Start of Stored data

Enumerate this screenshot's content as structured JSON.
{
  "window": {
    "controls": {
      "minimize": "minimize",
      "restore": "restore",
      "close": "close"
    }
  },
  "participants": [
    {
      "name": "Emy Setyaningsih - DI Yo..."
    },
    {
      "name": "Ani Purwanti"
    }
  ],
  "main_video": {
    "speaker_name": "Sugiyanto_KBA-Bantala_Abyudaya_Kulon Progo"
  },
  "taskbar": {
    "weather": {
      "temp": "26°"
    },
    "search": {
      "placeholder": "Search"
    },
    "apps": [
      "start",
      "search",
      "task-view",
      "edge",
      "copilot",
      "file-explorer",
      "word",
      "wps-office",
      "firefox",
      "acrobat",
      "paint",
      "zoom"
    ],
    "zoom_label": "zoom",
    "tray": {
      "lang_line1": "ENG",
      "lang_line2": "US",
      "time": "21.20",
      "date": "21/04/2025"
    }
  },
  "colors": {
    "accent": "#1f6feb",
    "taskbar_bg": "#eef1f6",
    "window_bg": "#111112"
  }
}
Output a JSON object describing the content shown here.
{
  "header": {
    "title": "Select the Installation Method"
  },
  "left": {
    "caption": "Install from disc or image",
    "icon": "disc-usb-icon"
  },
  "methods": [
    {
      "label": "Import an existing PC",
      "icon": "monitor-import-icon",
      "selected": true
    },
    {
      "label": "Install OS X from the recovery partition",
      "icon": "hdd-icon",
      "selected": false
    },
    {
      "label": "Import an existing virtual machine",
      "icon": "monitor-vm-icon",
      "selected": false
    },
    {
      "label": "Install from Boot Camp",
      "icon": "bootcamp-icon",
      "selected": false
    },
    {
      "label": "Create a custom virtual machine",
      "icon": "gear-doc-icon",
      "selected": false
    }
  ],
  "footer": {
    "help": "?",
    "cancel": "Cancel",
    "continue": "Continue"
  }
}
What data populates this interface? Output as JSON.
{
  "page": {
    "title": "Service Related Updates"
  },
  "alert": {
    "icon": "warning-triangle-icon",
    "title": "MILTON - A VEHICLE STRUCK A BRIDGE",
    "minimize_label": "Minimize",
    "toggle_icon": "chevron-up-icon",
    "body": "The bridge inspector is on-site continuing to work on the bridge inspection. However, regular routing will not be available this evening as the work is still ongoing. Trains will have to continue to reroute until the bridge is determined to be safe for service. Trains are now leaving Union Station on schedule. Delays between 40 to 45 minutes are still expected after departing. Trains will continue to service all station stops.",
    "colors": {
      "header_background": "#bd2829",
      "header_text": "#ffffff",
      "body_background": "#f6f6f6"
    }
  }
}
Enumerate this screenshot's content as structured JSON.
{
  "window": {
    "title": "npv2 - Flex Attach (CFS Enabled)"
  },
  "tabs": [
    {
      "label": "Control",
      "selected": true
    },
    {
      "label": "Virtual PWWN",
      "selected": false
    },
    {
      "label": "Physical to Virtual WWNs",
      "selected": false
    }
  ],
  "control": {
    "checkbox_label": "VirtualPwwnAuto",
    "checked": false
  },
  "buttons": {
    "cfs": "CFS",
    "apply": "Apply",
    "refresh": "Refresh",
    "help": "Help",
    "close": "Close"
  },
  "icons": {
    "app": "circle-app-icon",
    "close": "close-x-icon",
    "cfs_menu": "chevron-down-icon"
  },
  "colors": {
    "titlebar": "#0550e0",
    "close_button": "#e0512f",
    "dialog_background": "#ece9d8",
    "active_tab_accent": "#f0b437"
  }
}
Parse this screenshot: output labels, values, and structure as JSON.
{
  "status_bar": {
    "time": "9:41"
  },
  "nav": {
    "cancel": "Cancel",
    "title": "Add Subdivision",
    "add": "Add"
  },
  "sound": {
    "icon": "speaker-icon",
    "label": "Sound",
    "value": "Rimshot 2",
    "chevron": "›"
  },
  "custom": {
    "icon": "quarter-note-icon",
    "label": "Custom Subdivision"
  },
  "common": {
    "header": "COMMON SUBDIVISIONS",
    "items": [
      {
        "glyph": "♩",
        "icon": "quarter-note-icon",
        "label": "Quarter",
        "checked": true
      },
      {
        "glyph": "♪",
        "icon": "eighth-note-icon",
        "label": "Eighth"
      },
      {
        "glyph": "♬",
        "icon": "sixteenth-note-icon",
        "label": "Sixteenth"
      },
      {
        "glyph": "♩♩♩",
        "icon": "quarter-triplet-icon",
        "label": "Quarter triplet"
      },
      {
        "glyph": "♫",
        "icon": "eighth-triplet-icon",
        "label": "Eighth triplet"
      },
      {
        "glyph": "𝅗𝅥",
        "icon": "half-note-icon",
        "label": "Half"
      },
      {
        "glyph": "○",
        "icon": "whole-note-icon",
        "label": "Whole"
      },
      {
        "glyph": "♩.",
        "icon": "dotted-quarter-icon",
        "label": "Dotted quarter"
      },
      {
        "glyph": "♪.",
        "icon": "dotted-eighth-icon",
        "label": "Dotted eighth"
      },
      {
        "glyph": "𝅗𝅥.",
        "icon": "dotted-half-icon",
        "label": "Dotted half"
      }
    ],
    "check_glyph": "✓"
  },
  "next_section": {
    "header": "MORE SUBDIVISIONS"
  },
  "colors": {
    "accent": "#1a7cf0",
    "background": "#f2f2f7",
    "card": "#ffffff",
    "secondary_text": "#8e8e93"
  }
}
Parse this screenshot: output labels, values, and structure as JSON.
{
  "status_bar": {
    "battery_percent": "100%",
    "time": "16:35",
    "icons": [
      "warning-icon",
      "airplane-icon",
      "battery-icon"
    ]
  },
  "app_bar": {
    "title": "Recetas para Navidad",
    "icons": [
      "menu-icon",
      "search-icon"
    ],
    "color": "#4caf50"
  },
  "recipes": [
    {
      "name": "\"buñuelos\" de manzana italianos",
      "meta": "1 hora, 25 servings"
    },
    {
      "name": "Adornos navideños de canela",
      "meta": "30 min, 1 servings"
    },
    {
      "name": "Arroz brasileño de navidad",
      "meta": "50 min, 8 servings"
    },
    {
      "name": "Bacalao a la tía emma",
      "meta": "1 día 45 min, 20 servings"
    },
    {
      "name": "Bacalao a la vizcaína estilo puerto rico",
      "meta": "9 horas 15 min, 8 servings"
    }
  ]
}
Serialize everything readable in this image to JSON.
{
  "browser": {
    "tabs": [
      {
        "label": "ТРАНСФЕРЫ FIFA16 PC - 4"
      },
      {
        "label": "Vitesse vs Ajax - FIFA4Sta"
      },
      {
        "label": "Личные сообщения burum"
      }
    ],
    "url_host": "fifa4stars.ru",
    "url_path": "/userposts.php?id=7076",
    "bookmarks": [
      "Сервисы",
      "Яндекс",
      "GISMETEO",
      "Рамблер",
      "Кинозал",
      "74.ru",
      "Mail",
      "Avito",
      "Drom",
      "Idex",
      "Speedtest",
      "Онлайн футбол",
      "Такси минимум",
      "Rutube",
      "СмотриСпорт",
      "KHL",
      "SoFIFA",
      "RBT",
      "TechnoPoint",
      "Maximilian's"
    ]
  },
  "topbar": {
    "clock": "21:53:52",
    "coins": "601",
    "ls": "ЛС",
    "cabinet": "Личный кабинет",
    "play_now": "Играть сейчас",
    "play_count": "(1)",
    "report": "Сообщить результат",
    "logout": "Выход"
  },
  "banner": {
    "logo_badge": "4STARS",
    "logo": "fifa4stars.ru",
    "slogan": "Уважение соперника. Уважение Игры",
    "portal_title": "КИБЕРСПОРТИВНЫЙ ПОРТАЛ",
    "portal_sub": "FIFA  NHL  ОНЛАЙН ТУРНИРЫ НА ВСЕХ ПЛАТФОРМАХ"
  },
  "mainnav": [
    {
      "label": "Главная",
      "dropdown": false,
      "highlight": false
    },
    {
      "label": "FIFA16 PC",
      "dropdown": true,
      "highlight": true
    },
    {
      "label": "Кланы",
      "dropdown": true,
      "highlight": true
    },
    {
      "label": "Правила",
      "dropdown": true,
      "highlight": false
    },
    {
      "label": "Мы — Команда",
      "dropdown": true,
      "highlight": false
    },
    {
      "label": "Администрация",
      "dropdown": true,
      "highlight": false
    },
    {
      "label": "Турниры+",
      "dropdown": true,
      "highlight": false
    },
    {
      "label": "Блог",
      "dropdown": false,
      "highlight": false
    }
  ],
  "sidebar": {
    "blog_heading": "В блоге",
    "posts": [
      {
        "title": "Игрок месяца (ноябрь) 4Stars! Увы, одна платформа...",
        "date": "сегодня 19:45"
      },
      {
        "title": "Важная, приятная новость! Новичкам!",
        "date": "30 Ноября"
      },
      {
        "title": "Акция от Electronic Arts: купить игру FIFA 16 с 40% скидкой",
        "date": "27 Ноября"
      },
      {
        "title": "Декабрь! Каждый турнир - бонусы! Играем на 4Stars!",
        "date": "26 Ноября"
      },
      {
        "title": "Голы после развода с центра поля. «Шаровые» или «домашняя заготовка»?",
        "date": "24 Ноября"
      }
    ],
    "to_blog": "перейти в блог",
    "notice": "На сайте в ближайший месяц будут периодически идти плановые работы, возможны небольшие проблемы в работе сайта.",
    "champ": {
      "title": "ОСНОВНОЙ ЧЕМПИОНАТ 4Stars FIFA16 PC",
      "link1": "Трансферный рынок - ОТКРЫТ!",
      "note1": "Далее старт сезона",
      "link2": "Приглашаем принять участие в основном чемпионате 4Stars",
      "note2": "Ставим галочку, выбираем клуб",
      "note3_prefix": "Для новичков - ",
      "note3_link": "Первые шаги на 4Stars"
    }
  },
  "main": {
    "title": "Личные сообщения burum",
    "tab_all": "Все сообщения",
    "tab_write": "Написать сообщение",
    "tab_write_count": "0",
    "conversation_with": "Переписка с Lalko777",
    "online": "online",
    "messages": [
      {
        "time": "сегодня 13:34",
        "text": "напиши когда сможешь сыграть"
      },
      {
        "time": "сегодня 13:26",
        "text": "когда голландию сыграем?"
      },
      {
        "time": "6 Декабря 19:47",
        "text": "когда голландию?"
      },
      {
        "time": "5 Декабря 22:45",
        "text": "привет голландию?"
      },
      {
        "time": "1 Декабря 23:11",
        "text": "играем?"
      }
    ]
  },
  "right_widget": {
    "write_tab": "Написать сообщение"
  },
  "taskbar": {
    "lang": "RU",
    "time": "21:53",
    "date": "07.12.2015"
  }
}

End of Stored data

▶ [Your task]: Which lines in the data above contain "сообщения"? Show each one.

▶ [The reply]:
        "label": "Личные сообщения burum"
    "title": "Личные сообщения burum",
    "tab_all": "Все сообщения",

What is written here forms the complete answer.